--- Begin Provided text ---
But at today's festival opening Q&A address, it turned the spotlight over to Alan McGee, a 49-year-old Scotsman who spends his days playing "house-dad" on a pig farm in Wales, and who's more interested in signing real-estate deals than record deals.
But then, McGee has more than earned his life of leisure, having founded Creation Records -- the label that defined Britpop through the 1980s and '90s with legendary releases from the Jesus and Mary Chain, Primal Scream, My Bloody Valentine and Oasis -- and, more recently, the Poptones imprint that broke the Hives worldwide.
Not that he's one to revel in the increasing nostalgia for the Creation era.
Since dissolving Poptones in 2007 -- citing the increasing irrelevance of record labels in a digital, DIY world -- McGee has retreated to his palatial farm in Wales (purchased, he jokes, to live out his teenage, Led Zeppelin-inspired, rich rock star fantasies), emerging only for weekend DJ gigs at his roving club night and speaking engagements like this by:Larm stint.
"To be honest, [the Creation legacy] is something I've come to terms with," McGee tells Spinner in an Oslo hotel lounge. "Maybe because of the Britpop thing, it's something people will always be interested in. It's a bit like Andrew [Loog Oldham] with the Rolling Stones, and Malcolm [McLaren] with the Sex Pistols -- maybe there will always be somebody who'll want to speak to me about it."
Yet, despite McGee's best efforts to distance himself from contemporary music-industry machinations, the scepter of Creation Records continues to loom large over contemporary indie-rock. And by:Larm itself, with this year's buzz bands -- like Norwegian drone-rockers Serena-Maneesh and loopy Danish popsters Oh No Ono -- operating well-within Creation's psychedelic/electronic/punk parameters.
--- End Provided text ---
What you need to do:
(a) In the article about Alan McGee, in what year did he dissolve Poptones?
(b) Extend the article about Alan McGee, picking up after its final sentence.
The lines that come next have no connection to the article about Alan McGee.
--- Begin Data ---
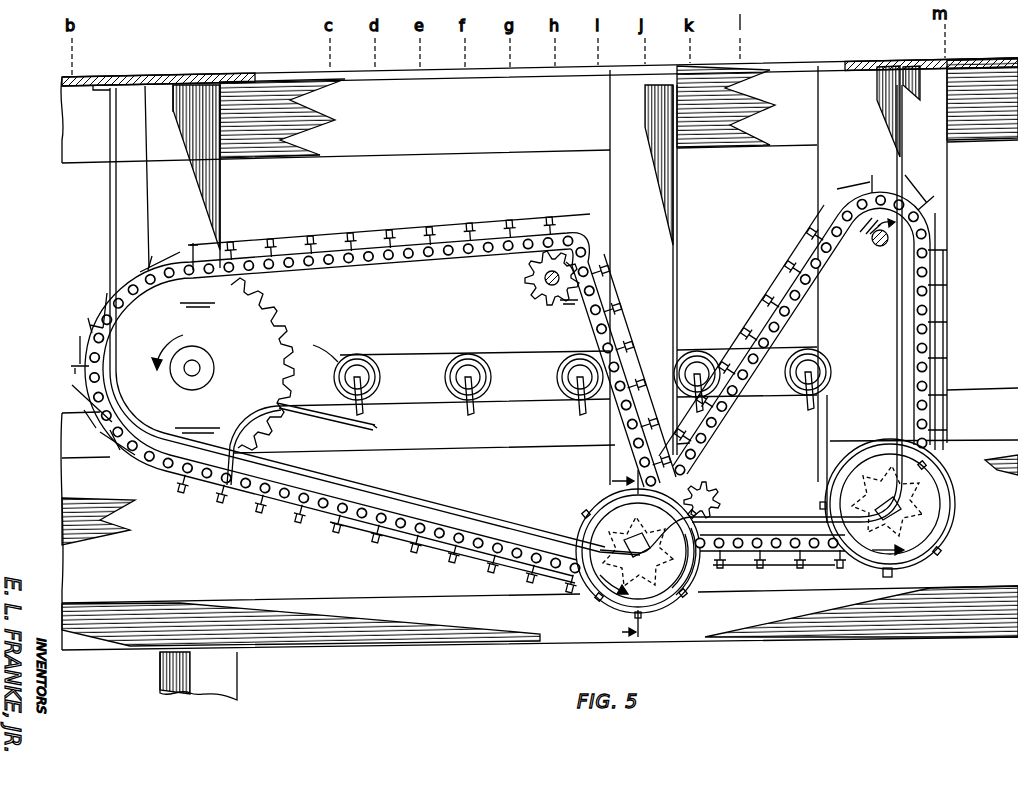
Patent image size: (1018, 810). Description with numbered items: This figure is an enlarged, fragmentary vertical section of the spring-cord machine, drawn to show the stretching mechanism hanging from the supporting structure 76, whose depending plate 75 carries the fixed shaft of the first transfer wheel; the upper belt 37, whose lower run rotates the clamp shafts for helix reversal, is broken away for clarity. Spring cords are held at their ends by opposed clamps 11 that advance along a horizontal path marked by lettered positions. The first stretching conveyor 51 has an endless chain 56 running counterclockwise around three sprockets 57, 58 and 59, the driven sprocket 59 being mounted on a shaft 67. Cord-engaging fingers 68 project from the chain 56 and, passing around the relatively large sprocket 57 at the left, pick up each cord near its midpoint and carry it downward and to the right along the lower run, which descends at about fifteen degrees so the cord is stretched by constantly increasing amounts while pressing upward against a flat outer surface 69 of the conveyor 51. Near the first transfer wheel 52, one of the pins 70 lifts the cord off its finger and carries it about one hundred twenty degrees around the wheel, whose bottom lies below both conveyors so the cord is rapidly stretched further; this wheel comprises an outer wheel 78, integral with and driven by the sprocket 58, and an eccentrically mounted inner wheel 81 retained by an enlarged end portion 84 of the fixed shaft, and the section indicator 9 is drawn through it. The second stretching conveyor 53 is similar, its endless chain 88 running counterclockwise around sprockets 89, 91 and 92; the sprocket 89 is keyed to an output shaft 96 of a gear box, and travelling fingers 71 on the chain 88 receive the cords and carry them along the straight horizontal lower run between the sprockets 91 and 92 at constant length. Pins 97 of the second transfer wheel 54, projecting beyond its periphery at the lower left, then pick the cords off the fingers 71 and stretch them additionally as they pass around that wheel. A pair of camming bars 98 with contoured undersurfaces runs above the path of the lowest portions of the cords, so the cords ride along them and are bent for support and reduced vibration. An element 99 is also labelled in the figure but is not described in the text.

The section line 9- 9 is at (618, 556).
The clamps 11 is at (422, 376).
The upper belt 37 is at (404, 352).
The first stretching conveyor 51 is at (232, 524).
The first transfer wheel 52 is at (603, 607).
The second stretching conveyor 53 is at (794, 388).
The second transfer wheel 54 is at (958, 520).
The endless chain 56 is at (326, 525).
The sprocket 57 is at (245, 296).
The sprocket 58 is at (638, 553).
The sprocket 59 is at (524, 290).
The shaft 67 is at (526, 276).
The cord-engaging fingers 68 is at (185, 483).
The flat outer surface 69 is at (470, 530).
The pins 70 is at (600, 598).
The travelling fingers 71 is at (758, 560).
The depending plate 75 is at (610, 175).
The supporting structure 76 is at (756, 52).
The outer wheel 78 is at (700, 588).
The inner wheel 81 is at (697, 562).
The enlarged end portion 84 is at (634, 538).
The endless chain 88 is at (756, 530).
The sprocket 89 is at (865, 267).
The sprocket 91 is at (700, 494).
The sprocket 92 is at (845, 483).
The output shaft 96 is at (874, 241).
The pins 97 is at (893, 572).
The camming bars 98 is at (384, 494).
The curved guide 99 is at (300, 405).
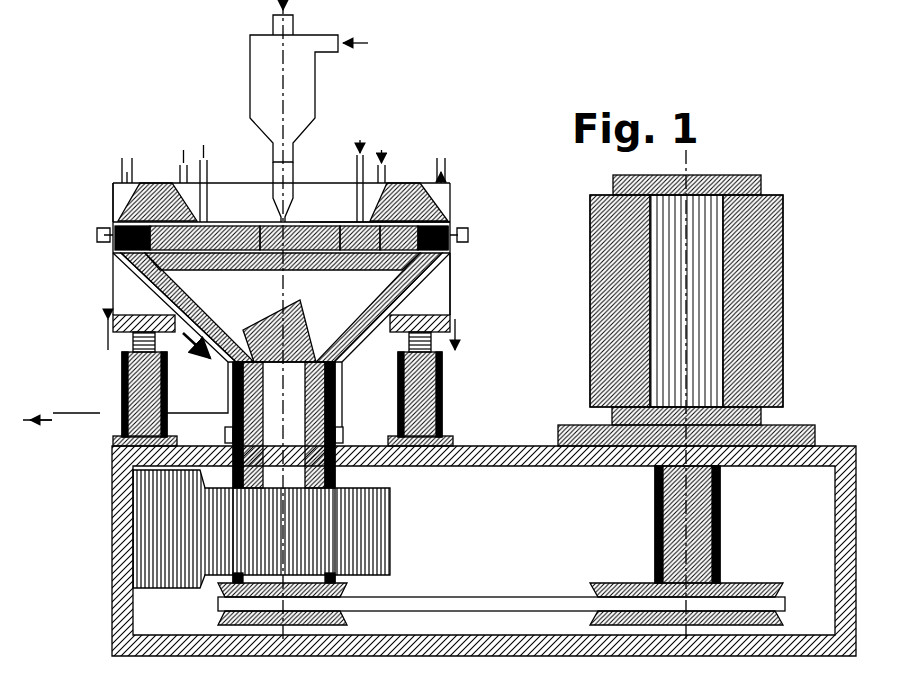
--- End Data ---
Answers for the exercise:
(a) 2007

(b)
Given that the traditional 20-year nostalgia cycle has now come around to Creation's turn-of-the-'90s golden era, McGee is resigned to the fact his past will continue to bleed into the present, what with My Bloody Valentine's recent reunion tours, an upcoming documentary on the label and this week's news that Primal Scream plan to perform their landmark 1991 dance-rock classic 'Screamadelica' in its entirety.
"It's great for the Primals, if they want to do it," McGee says. "'Screamedelica' in 2010? I hope they make a lot of money out of it. I don't care, really. I don't really listen to any of the music I put out -- the only [Creation artist] I really listen to is Oasis.
"The Valentines actually depress me, to be honest," he adds with a laugh. "The whole My Bloody Valentine thing just reminds me of people squatting. It's squat-rock. Led Zeppelin remind me of mansions; My Bloody Valentine remind me of squats."